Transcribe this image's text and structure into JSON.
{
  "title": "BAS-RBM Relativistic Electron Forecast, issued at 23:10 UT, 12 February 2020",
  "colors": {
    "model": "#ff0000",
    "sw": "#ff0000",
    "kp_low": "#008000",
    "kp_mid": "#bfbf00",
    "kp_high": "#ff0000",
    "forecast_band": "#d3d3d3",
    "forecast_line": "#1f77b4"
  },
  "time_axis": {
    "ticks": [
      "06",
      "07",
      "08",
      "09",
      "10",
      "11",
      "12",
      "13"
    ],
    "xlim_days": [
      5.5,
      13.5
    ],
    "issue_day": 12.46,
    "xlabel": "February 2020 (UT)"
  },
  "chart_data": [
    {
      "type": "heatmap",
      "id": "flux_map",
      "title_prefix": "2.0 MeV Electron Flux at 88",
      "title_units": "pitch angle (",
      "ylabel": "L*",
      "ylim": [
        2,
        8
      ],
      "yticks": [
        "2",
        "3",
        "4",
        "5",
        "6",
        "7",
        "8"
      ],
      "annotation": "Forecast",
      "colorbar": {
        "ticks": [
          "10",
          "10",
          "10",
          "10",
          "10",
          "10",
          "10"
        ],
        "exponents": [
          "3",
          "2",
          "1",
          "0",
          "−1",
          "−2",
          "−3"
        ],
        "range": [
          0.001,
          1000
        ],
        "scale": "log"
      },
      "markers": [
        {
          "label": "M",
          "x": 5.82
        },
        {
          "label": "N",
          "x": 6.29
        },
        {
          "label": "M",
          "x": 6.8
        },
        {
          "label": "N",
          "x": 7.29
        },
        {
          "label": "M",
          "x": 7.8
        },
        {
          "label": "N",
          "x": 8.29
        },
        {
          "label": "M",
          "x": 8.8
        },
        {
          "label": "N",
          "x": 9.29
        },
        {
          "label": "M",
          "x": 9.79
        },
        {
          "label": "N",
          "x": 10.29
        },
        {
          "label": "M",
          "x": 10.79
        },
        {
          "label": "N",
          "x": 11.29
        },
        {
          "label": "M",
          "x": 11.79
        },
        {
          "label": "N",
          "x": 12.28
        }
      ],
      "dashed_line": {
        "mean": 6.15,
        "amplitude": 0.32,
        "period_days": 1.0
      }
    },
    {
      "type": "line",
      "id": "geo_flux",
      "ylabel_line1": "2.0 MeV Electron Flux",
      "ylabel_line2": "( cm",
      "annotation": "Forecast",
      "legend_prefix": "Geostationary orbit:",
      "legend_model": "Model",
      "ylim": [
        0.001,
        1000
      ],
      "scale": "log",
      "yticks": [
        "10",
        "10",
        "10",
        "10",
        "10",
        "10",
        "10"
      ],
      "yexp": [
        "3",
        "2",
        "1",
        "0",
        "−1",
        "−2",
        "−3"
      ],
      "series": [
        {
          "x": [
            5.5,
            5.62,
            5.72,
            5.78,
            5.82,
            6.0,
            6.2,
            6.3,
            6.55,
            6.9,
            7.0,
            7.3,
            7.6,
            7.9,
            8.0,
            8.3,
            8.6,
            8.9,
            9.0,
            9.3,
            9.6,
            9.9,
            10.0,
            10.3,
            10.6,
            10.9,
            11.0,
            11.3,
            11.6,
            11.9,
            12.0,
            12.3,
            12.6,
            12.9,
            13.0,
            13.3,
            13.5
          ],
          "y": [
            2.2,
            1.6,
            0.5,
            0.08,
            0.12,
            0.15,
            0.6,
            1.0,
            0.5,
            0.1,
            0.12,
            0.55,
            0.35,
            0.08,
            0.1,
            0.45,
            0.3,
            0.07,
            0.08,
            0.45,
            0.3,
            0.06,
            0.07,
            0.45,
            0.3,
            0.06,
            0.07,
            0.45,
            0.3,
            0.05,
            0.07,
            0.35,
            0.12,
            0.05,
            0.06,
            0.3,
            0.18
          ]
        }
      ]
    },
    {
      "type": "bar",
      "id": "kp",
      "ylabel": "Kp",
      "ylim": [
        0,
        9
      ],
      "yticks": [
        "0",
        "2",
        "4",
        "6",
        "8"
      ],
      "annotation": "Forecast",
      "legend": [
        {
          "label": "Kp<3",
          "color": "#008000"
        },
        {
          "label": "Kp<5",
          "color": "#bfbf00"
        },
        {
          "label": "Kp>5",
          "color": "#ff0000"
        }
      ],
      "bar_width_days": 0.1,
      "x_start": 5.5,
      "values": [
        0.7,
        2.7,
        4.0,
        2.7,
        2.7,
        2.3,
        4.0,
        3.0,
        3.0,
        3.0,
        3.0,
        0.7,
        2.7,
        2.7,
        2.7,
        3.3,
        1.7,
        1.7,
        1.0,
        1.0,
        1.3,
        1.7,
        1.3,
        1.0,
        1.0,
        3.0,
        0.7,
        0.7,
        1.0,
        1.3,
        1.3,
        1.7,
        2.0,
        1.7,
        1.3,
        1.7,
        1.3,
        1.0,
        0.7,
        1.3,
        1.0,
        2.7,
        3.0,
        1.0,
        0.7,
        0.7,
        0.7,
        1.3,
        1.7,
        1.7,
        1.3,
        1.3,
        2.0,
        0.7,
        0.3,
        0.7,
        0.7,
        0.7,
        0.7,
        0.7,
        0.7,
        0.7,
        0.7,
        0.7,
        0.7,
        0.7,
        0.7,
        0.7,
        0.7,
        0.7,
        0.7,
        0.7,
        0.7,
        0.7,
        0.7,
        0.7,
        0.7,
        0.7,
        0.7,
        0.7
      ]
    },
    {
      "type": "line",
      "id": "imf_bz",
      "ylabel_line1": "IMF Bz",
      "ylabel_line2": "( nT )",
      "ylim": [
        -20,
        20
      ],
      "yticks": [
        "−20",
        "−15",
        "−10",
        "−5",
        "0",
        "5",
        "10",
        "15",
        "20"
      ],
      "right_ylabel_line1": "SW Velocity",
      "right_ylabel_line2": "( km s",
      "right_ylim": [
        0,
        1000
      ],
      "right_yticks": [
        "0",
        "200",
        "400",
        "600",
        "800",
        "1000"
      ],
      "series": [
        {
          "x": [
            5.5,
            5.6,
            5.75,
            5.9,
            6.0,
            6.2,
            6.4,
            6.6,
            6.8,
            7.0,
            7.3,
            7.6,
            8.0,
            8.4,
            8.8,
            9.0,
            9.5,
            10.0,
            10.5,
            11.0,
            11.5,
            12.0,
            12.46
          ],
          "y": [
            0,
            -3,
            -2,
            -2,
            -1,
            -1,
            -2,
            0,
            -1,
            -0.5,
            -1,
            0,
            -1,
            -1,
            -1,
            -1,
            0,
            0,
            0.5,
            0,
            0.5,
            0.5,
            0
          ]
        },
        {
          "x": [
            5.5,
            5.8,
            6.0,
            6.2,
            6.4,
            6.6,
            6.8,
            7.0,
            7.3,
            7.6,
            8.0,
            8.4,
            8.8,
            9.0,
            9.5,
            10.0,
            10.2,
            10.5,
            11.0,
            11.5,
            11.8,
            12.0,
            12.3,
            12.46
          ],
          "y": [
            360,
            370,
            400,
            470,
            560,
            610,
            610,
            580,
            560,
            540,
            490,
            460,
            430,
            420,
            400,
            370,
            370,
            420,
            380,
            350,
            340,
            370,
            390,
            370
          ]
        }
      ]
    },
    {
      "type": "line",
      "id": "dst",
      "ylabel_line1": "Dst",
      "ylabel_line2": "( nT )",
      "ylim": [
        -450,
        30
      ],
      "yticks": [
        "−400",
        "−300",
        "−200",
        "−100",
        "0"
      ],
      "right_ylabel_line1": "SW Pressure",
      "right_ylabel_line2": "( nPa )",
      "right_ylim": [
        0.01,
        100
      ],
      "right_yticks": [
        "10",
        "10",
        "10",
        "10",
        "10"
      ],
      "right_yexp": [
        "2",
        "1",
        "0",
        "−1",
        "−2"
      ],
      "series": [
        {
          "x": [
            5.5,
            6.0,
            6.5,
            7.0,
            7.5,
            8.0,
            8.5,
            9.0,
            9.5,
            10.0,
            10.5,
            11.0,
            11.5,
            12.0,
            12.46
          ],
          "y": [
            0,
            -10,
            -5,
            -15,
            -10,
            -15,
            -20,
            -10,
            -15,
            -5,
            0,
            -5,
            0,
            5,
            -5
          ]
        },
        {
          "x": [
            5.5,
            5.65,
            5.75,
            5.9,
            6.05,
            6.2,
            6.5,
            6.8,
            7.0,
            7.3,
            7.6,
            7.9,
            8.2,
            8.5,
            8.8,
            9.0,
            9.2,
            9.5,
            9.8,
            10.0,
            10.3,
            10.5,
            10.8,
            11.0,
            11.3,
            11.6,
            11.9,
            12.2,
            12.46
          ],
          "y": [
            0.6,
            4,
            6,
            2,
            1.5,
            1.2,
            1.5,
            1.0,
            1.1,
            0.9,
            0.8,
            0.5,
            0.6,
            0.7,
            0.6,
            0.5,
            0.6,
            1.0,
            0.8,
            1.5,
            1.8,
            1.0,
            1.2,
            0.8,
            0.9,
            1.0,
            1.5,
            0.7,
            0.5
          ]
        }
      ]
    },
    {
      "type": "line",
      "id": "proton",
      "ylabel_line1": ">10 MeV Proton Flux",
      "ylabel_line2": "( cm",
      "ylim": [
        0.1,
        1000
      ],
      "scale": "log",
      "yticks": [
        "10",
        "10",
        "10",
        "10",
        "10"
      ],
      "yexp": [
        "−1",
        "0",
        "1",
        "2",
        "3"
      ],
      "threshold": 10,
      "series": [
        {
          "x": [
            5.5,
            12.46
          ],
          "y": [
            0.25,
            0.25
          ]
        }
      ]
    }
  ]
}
======
Problem |
Give the number of lines in the entries that hold the word "February", and nothing else.

Response |
2